*Directive*. In the entries below, count each line holding the word "veux". Answer with the total alone.

*Data listing*.
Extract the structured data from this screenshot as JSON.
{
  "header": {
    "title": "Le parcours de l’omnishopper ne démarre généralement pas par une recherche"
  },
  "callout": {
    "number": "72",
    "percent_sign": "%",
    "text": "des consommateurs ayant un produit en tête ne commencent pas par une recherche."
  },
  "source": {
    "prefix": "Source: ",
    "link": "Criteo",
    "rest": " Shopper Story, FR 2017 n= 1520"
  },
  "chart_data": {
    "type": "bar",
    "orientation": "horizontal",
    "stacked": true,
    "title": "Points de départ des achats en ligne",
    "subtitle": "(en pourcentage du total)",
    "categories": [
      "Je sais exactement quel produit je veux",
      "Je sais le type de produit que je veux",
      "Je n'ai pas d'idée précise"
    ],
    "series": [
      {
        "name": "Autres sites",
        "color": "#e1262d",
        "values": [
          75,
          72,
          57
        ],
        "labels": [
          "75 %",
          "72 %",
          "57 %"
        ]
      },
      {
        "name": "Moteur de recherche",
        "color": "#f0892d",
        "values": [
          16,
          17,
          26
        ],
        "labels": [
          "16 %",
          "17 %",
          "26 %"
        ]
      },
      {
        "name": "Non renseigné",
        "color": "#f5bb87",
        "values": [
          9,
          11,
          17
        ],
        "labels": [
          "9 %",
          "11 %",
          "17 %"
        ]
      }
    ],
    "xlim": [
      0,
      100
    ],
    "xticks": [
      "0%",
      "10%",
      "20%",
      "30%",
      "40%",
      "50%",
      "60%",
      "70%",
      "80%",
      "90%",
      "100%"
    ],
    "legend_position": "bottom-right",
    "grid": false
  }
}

*Response to this task*. 2